▶ [TO DO]: Copy out everything below from the line containing "svg-text:PB.08: PB.08 <box>816" down to the line containing "svg-text:31,00: 31,00 <box>369", with both of those lines included and each line reproduced without any change.

[Lines of data]
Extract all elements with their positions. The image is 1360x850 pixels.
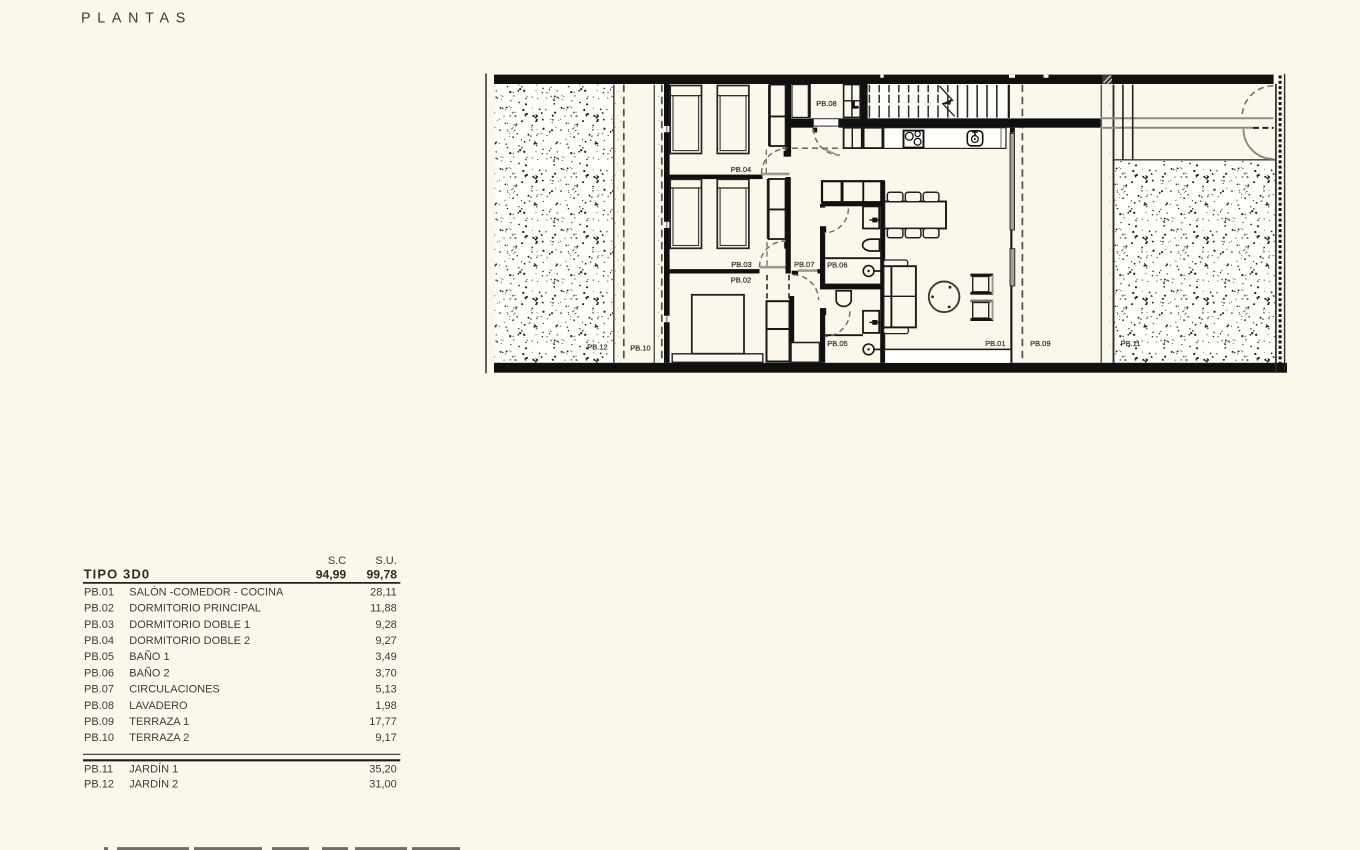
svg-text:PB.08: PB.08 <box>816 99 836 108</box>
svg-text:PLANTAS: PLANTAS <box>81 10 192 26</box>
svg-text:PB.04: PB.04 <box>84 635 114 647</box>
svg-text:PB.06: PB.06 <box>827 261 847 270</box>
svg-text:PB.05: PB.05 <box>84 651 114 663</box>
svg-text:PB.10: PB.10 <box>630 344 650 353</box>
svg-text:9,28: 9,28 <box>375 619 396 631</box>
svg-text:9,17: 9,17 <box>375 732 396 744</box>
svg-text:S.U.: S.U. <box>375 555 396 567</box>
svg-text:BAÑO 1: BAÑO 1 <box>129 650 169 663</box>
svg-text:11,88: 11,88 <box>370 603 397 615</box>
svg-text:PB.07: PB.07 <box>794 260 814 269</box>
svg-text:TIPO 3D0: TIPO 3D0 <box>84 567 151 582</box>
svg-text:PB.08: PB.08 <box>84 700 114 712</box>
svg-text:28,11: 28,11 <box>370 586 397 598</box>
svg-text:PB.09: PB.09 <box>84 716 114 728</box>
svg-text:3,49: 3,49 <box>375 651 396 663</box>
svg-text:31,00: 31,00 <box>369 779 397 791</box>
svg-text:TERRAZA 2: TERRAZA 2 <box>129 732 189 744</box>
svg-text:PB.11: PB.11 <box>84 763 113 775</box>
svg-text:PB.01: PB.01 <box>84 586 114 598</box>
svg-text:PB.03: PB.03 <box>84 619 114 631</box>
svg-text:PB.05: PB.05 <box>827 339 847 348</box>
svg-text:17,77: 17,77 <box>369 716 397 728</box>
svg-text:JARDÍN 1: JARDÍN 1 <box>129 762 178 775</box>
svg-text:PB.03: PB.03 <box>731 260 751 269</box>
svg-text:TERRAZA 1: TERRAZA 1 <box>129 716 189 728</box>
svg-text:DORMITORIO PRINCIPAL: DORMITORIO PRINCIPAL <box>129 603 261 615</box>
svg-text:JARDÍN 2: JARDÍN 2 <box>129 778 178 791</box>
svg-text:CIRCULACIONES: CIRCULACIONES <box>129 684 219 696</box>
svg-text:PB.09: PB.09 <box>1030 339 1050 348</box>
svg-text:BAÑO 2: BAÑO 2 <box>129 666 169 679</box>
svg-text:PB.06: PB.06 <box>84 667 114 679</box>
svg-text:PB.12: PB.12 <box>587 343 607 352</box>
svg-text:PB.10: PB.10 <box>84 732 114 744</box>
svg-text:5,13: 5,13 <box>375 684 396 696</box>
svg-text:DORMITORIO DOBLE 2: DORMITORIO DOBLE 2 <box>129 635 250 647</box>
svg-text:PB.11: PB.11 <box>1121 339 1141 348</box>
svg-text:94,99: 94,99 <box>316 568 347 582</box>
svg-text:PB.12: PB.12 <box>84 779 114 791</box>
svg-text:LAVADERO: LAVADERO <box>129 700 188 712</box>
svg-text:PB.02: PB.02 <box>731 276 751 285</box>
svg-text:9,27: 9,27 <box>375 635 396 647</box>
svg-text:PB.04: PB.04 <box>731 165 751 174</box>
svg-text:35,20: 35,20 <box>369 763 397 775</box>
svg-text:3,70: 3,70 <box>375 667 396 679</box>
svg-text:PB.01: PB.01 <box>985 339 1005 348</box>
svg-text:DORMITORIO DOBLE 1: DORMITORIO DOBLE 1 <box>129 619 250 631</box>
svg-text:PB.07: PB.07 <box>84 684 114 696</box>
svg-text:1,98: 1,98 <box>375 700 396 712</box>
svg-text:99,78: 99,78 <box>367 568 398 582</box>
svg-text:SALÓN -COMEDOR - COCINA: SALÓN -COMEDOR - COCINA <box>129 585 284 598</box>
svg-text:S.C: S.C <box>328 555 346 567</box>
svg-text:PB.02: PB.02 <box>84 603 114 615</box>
---
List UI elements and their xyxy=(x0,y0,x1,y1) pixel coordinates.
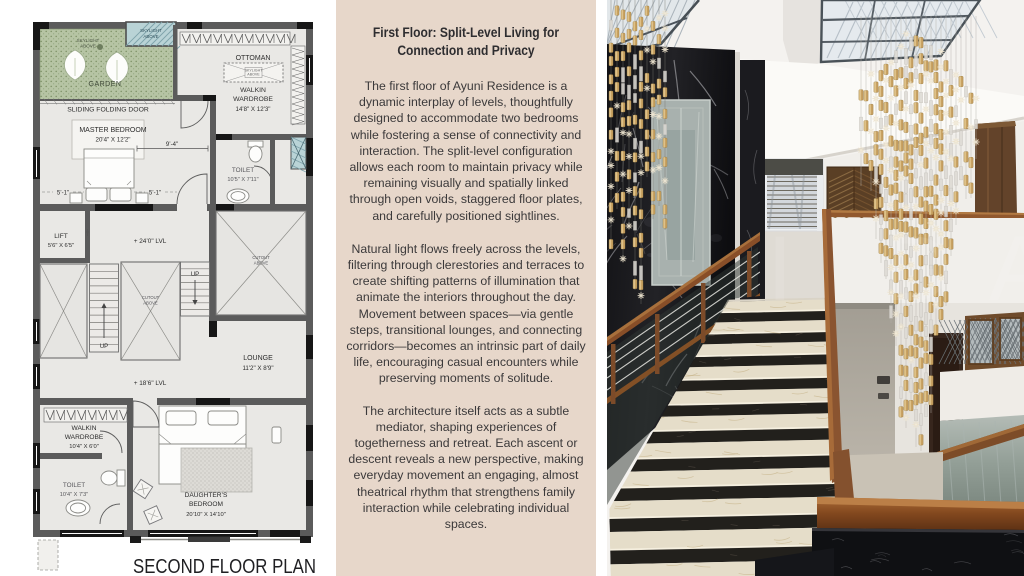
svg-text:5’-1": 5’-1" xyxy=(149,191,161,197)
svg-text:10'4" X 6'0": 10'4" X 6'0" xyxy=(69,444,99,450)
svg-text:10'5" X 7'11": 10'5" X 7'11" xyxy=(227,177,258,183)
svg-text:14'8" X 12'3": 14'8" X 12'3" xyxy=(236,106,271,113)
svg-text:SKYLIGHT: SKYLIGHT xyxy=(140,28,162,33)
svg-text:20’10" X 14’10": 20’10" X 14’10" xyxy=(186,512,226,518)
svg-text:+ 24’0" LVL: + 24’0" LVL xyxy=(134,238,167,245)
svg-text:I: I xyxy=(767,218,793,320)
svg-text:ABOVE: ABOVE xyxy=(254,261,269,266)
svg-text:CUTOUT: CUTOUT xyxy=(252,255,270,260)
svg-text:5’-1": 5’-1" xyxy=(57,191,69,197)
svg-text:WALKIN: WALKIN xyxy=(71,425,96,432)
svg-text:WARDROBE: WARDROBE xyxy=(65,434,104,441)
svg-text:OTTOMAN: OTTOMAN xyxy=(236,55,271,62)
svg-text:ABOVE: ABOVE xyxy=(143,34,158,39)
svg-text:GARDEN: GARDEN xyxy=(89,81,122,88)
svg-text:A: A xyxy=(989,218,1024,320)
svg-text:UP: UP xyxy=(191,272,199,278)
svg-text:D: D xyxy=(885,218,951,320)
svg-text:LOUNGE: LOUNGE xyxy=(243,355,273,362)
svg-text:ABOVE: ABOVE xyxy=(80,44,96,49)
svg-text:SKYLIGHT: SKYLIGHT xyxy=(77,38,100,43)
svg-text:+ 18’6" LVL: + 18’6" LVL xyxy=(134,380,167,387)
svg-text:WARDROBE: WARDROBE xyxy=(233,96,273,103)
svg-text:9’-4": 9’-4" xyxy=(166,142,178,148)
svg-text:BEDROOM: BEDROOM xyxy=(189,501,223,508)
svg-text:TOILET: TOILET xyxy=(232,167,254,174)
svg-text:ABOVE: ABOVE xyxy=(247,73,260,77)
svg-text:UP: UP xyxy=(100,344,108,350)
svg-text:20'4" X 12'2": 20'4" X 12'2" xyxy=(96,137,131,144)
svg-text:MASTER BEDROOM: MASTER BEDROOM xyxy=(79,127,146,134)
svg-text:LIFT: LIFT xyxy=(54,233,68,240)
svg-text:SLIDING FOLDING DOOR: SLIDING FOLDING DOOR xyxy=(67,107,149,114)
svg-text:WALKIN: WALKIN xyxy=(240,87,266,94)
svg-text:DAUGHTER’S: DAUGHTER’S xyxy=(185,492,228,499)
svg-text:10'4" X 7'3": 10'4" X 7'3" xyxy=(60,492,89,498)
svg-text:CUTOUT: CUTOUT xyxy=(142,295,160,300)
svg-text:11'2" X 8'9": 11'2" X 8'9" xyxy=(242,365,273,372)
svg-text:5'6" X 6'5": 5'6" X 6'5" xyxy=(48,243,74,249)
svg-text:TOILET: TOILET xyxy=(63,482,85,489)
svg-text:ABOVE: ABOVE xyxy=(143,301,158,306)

▶ [REPLY]:
svg-text:PB.08: PB.08 <box>816 99 836 108</box>
svg-text:PLANTAS: PLANTAS <box>81 10 192 26</box>
svg-text:PB.04: PB.04 <box>84 635 114 647</box>
svg-text:PB.06: PB.06 <box>827 261 847 270</box>
svg-text:PB.05: PB.05 <box>84 651 114 663</box>
svg-text:PB.10: PB.10 <box>630 344 650 353</box>
svg-text:9,28: 9,28 <box>375 619 396 631</box>
svg-text:9,17: 9,17 <box>375 732 396 744</box>
svg-text:S.U.: S.U. <box>375 555 396 567</box>
svg-text:BAÑO 1: BAÑO 1 <box>129 650 169 663</box>
svg-text:11,88: 11,88 <box>370 603 397 615</box>
svg-text:PB.07: PB.07 <box>794 260 814 269</box>
svg-text:TIPO 3D0: TIPO 3D0 <box>84 567 151 582</box>
svg-text:PB.08: PB.08 <box>84 700 114 712</box>
svg-text:28,11: 28,11 <box>370 586 397 598</box>
svg-text:PB.09: PB.09 <box>84 716 114 728</box>
svg-text:3,49: 3,49 <box>375 651 396 663</box>
svg-text:31,00: 31,00 <box>369 779 397 791</box>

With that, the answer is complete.